Report “Invaders” reveals companies and sectors behind overlaps in indigenous lands in Brazil

In De Olho no Agronegócio, De Olho nos Conflitos, Multinacionais, Povos Indígenas, Publicações

A survey published by the research group Agribusiness Watch identified 1,692 farms with direct incidence on indigenous territories; behind the overlaps are agribusiness giants, arms industry and investors from the five continents

By Bruno Stankevicius Bassi

A new study sheds light on one of the main obstacles to the enforcement of the indigenous peoples rights in Brazil. Produced by the research observatory Agribusiness Watch, the report “Invaders: who are the businessmen and corporations whose farms overlap indigenous lands in Brazil” reveals, in first hand, the names of individuals and companies behind 1,692 cases of overlapping farms in territories delimited by the National Foundation for Indigenous Peoples (Funai).

Among the multinational groups linked to farms incident in Indigenous Territories (ITs) there are subsidiaries and shareholders of some of the main agribusiness groups operating in the country, such as Bunge, Amaggi, Bom Futuro, Lactalis, Cosan, Ducoco, and Nichio. Among the economic sectors, producers of soybeans and maize, beef, wood, sugar and ethanol, and fruits are the main responsible for the overlaps.

The study also shows the participation of banks and investment funds in the economic pressure against ITs. Itaú (through its subsidiary Kinea) and Bradesco, the two largest private banks in Brazil, are the main names on the list, followed by XP, Gávea Investimentos, the World Bank’s International Financial Corporation (IFC), and Mubadala Fund.

The connections with the economic power do not stop there. Among the cases covered in the report, there are direct connections with organized crime. Going from the close ties between landowners in the Amazon with the Italian mafia Cosa Nostra, to an illegal miner linked to the largest diamond smuggler in the world.

“It is the national and international capital, legal or illegal, the responsible for the violence committed against indigenous communities,” says the observatory’s director, Alceu Luís Castilho. “The planet that looks upon Brazil to demand the preservation of the Amazon is the same planet that needs to know better who is financing the destruction.”

Click here to download the full report. Below, the video about the dossier:


Map shows overlap of 222,000 hectares in Amazonas state.

Over the course of six months, a multidisciplinary team composed of journalists, geographers, historians, and a legal specialist went through the information on rural properties registered and certified by the National Institute for Colonization and Agrarian Reform (Incra), obtained from three dataset: the Land Management System, the National Rural Register System and the National Property Certification System. From the initial list, a cross-reference was made with the land cover and land use metadata of the MapBiomas – Collection 7 platform, with information available until 2021, in order to obtain details about the economic destination of the overlapping areas.

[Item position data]
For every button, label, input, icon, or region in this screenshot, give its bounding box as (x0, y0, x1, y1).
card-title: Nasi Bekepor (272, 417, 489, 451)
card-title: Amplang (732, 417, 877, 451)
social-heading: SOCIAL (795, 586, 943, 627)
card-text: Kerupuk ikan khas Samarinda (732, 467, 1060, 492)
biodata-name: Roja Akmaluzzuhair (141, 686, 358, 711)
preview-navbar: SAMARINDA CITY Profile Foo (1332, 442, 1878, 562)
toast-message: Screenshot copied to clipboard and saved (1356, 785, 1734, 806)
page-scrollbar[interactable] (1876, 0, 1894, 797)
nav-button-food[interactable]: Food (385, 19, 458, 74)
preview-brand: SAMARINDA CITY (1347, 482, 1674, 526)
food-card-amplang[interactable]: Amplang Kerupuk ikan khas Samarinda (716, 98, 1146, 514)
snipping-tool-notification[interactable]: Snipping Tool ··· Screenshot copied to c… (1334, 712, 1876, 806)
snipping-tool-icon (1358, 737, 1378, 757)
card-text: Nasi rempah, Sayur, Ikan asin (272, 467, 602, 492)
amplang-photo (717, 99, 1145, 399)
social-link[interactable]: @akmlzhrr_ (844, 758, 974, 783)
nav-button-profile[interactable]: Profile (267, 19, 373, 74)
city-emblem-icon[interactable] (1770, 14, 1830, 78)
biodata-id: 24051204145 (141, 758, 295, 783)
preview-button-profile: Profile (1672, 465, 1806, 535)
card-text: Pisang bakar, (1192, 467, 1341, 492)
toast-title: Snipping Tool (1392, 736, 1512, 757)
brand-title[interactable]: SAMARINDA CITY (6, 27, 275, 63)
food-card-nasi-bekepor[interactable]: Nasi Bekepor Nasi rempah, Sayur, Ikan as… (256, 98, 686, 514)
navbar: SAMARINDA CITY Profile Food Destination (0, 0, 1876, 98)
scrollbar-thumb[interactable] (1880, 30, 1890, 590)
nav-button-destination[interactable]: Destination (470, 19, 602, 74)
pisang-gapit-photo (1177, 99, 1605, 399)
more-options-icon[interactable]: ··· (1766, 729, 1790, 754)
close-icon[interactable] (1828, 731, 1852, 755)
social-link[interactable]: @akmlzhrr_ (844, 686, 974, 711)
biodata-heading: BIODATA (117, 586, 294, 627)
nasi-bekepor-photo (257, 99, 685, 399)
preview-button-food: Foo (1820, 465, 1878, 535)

...

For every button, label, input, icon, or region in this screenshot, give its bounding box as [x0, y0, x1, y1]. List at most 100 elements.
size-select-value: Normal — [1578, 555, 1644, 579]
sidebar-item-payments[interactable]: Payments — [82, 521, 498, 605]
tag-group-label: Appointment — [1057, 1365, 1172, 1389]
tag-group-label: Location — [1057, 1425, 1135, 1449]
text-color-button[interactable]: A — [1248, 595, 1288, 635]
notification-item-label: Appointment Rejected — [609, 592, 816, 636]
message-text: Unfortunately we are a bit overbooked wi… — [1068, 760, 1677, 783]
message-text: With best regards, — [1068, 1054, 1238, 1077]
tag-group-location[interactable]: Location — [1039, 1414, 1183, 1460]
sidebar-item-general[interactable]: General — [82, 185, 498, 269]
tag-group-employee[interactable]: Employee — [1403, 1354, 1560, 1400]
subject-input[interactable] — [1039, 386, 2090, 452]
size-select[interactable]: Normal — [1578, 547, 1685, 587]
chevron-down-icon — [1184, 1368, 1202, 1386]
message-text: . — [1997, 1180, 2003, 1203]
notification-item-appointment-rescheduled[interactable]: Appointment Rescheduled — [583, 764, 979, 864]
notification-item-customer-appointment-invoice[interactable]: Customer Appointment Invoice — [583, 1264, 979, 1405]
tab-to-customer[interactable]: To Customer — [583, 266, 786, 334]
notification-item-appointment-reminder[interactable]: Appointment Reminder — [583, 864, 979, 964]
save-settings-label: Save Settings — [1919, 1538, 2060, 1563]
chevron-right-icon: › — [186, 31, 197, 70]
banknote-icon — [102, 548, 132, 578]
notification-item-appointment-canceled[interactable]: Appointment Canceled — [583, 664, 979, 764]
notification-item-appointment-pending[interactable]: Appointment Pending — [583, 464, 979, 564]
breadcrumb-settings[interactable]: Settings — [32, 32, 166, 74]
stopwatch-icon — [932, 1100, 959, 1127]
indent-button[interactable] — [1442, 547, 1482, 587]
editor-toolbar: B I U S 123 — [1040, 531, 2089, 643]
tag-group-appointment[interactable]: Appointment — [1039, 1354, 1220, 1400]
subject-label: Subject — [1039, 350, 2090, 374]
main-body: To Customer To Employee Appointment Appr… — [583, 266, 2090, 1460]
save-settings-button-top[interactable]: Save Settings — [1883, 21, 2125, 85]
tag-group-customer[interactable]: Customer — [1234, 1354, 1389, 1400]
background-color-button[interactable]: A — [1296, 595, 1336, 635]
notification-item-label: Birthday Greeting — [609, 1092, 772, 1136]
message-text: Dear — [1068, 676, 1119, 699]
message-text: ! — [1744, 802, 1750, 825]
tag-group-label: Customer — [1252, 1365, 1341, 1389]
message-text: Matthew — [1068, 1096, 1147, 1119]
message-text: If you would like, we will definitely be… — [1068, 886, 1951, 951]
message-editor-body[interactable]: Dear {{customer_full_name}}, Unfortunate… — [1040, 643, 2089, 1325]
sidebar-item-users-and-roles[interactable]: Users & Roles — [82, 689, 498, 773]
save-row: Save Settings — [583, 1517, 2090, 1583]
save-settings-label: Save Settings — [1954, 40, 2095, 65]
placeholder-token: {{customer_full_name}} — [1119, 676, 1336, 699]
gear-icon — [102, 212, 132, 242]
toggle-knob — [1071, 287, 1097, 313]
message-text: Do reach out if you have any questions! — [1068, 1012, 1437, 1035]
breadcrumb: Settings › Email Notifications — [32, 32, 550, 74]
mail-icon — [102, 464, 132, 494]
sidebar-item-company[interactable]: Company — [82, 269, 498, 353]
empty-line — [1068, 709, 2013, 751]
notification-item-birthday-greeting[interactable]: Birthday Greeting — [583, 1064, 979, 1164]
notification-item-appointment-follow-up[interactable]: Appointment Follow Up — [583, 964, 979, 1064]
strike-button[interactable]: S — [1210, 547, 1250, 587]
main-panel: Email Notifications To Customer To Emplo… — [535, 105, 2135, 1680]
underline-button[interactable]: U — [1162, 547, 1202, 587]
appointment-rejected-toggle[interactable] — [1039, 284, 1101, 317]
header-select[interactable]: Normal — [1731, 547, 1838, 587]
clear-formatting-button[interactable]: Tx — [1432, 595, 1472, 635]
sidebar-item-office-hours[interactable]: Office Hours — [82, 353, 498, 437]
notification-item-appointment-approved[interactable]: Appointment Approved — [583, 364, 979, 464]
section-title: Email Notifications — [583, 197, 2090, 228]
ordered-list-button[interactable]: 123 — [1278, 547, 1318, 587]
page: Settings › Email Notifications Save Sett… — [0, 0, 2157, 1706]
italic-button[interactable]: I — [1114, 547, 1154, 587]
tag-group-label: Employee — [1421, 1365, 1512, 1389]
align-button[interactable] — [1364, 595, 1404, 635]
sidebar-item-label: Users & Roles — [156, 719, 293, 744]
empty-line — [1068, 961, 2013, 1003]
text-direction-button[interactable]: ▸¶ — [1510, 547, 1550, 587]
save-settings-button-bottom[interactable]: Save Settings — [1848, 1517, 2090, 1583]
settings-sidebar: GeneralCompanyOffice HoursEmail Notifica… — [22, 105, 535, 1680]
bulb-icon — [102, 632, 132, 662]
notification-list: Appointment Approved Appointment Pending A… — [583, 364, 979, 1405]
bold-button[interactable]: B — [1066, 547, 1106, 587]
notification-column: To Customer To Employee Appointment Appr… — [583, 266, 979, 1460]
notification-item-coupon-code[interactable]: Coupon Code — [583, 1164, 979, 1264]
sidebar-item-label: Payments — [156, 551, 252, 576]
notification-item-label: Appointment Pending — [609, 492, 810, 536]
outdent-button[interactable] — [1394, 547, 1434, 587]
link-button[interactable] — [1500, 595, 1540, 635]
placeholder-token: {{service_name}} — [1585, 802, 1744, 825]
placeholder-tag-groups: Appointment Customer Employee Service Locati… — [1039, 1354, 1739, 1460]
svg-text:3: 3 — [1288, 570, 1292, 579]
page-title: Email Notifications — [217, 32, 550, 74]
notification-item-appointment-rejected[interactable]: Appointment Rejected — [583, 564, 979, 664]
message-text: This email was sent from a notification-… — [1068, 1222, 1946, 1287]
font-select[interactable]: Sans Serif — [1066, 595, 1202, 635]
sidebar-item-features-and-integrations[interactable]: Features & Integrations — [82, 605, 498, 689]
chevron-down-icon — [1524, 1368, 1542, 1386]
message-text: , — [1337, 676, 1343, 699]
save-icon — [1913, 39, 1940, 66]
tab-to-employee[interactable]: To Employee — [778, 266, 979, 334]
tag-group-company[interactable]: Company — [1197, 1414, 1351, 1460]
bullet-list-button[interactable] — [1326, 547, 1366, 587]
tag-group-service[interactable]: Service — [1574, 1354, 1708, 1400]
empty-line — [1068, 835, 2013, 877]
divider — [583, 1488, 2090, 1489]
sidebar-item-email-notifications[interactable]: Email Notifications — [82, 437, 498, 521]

→ WHAT THE TASK REQUIRES
Carry on the report on farms overlapping indigenous lands in Brazil, starting right after its final sentence. The data above was drawn from a separate source.

→ ANSWER BELOW
Altogether, the overlaps in indigenous lands encompass 1.18 million hectares, an area the size of Lebanon. Of this total, 95.5% are in territories pending demarcation. The data also show that 18.6% of the overlapping area is used for agricultural production. Of this total, 55.6% is occupied by pasture and another 34.6% by soy.

This advance came at the cost of environmental preservation. By cross-referencing the overlaps with satellite data from the National Institute for Space Research, a deforestation of 46,900 hectares was identified between 2008 and 2021, considering only the overlap areas in ITs.

The report also points out the existence of a direct correlation between the overlaps and the data on conflicts and deaths of indigenous people, especially in the territories of the Kanela/Timbira people, in Maranhão; Guarani Kaiowá and Terena, in Mato Grosso do Sul; and Pataxó in Bahia.

All the land information used in the report is, as of today, available to the public interested in exploring this enormous volume of information. The complete database with the 1,692 overlaps can be accessed here.


The invasion of Indigenous Territories in Brazil is systemic. Although most of the conflicts and violence are concentrated at the local level – miners, loggers, and gunmen at the behest of landowners – it is in the so-called “modern” agribusiness power centers that the profits from this agroexporting model are concentrated.

Carrying out qualitative research based on land data from Incra, Agribusiness Watch identified the origin of the capital of 156 individuals and corporations among the holders of the 1,692 overlaps in ITs. From multinational companies based in other countries to foreign investors, it was possible to trace economic connections in fourteen countries, spanning the five continents.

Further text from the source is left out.